▶ Verilen Metin

HİÇBİR ŞEY OLDUĞU GİBİ KALMAZ BU DA GEÇER YA HU…

HİÇBİR ŞEY OLDUĞU GİBİ KALMAZ BU DA GEÇER YA HU… Türk-İslam tarihinin yetiştirdiği en büyük kumandanlar arasında sayılan Gazneli Mahmut ‘u aynı zamanda Türk devletlerinin “Sultan” unvanlı ilk hükümdarı olarak..

HİÇBİR ŞEY OLDUĞU GİBİ KALMAZ BU DA GEÇER YA HU…
Son Güncelleme: Bu Haber 70 views Whatsapp

HİÇBİR ŞEY OLDUĞU GİBİ KALMAZ
BU DA GEÇER YA HU…

Türk-İslam tarihinin yetiştirdiği en büyük kumandanlar arasında sayılan Gazneli Mahmut ‘u aynı zamanda Türk devletlerinin “Sultan” unvanlı ilk hükümdarı olarak tanırız.

Kimileri, Gazneli Mahmut ‘un önlenemez başarılarını, filleri savaşta kullanmak gibi orijinal stratejileri uygulamadaki dehasına bağlar.

Kimilerine göre de Sultan ‘ın müthiş vizyonunun arkasında “Sarayımın en değerli hazinesi” dediği Biruni gibi alimler bulunur.

Ünlü mutasavvıf Attâr ise Kuşların Dili eserinde bize Gazneli Mahmut ‘un bir sırrını fısıldar.

Bu sır, Sultan ‘ın ölünceye kadar parmağından çıkarmadığı yüzüğüne mahsus bilgiyi taşır.

Hikâyemiz de tam burada başlar;

İşte bu yazıda, Hasan Kerim Güç ‘ün “Yolda Bir Kuşa Rastladım” isimli kitabından bir alıntı paylaşacağım sizlerle…

Dervişan Dönemi…

Dünya henüz birinci milenyumu kutlayadursun,

O zamanlarda dönemin yeni gözdesi olan tasavvuf okullarının teşvikiyle maceraya atılan gezgin dervişler varmış.

Öyle ki bu dervişler bal yapan arılar misali çiçekten çiçeğe uçmak için kasaba kasaba dolaşırlarmış.

İşte bu dönem,

Dünyalık ihtiyaçların teminine yönelik hareket etmeyi alışkanlık haline getiren insanlara,

Bilindik tariflere hiç de uymayan bir derviş topluluğuyla tanışma fırsatı verir.

▶ Kayıt Listesi
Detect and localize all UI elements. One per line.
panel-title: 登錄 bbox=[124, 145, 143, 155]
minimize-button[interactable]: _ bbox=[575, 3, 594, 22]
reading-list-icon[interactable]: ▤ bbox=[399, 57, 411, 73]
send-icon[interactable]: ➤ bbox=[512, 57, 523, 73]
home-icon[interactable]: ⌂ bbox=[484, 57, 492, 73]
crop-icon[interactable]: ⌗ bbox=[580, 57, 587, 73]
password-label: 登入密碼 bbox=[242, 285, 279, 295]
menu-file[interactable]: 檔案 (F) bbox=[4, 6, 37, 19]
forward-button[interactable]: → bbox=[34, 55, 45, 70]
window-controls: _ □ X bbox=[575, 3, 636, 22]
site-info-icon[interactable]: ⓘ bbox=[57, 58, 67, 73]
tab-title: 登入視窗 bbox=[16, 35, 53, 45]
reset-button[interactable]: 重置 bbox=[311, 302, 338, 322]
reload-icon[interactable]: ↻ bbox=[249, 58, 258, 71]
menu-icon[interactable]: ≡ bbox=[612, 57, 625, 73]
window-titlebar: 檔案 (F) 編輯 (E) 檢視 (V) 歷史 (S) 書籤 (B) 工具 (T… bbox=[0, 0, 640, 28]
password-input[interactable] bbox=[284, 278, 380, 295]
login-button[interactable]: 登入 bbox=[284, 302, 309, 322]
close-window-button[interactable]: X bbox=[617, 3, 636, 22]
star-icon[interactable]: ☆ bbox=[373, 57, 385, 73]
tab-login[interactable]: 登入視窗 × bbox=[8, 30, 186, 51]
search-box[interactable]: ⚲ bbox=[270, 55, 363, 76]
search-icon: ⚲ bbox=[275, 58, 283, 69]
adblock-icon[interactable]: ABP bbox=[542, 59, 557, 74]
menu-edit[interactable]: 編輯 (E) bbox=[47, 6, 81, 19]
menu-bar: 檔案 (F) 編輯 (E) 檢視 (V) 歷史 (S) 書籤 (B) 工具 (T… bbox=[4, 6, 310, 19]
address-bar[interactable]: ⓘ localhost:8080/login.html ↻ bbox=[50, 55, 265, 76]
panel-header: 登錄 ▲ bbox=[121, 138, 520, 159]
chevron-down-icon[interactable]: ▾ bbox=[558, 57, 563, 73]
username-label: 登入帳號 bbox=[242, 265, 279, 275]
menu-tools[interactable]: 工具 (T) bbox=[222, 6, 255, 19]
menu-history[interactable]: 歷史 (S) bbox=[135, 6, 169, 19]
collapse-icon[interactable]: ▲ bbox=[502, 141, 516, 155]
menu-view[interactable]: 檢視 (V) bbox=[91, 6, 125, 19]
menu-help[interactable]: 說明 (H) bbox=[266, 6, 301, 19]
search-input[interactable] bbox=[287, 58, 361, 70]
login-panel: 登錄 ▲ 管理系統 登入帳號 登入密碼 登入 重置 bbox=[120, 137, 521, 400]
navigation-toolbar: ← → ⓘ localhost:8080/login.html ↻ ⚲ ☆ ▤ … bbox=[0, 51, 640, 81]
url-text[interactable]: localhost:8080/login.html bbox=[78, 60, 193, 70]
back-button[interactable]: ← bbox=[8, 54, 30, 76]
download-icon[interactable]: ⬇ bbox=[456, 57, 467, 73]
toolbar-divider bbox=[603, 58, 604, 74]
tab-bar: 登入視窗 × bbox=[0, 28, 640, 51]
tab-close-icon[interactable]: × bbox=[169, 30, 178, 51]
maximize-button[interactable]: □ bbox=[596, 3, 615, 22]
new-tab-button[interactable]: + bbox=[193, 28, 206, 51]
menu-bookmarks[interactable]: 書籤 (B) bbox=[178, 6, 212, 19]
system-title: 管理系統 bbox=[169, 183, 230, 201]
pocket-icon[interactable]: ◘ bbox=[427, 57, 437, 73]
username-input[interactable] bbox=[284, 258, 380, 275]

▶ Zorlu Görevler
a – Kayıtların ilk satırından başlayın ve "password-label: 登入密碼 bbox=[242, 285, 279, 295]" ifadesinin geçtiği satırı da ekleyerek durun; bu aralıktaki satırları hiçbir değişiklik yapmadan yeniden yazın.
b – Gazneli Mahmut hakkındaki yazının devamını, metnin bittiği yerden itibaren yazın.

▶ Görev Sonuçları
a –
Detect and localize all UI elements. One per line.
panel-title: 登錄 bbox=[124, 145, 143, 155]
minimize-button[interactable]: _ bbox=[575, 3, 594, 22]
reading-list-icon[interactable]: ▤ bbox=[399, 57, 411, 73]
send-icon[interactable]: ➤ bbox=[512, 57, 523, 73]
home-icon[interactable]: ⌂ bbox=[484, 57, 492, 73]
crop-icon[interactable]: ⌗ bbox=[580, 57, 587, 73]
password-label: 登入密碼 bbox=[242, 285, 279, 295]

b –
Bizim kahramanımız da bu dervişlerden biridir,

Ve,

Bu dünyada aslında o kadar yoktur ki, ismi dahi hiç bilinmedi…

Bu dervişler normal diye tanımladığımız insanlardan biraz farklıydılar.

Mesela insan dışında yaşayan hiçbir varlık rızkı konusunda bir şüpheye düşmezken, insan düşüyordu.

Dervişlerse canlı alemiyle devamlı irtibatta kalmayı kendilerine düstur edinmişlerdi.

Ve kendine odaklı yaşayan insanların aksine,

Onların gönlünde şüphe kavramına pek yer kalmıyordu.

Bizim derviş kardeş de acıktığı zaman bir kapıyı çalıp Tanrı misafiri vasfıyla rızkını istemekten gocunmadığı gibi,

Onu tersleyen bir ev sahibiyle karşılaştığında da “Eyvallah” demeyi biliyordu.

Derviş ile Şakir Efendi

Uzatmayalım,

Seferlerin birinde kader, dervişi varlıklı bir adama misafir eder.

Ev sahibi Şakir Efendi kasabanın hem bilgesi hem de zenginidir.

Kasaba halkı Şakir ‘i hep onun “Verileni verenim çünkü ne veren benim ne de verilen…” sözüyle anarlarmış.

Şakir, şimdi de kendisine verileni kapısına gelen misafirinden esirgememişti.

Derviş de bunun karşılığında Şakir Efendi ‘ye verebileceği tek şeyi kibarca ikram eder…

Bu, tatlı bir nasihattir:

Şakir Efendi! Allah sana böyle bir zenginlik ihsan etmiş. Daima şükret...”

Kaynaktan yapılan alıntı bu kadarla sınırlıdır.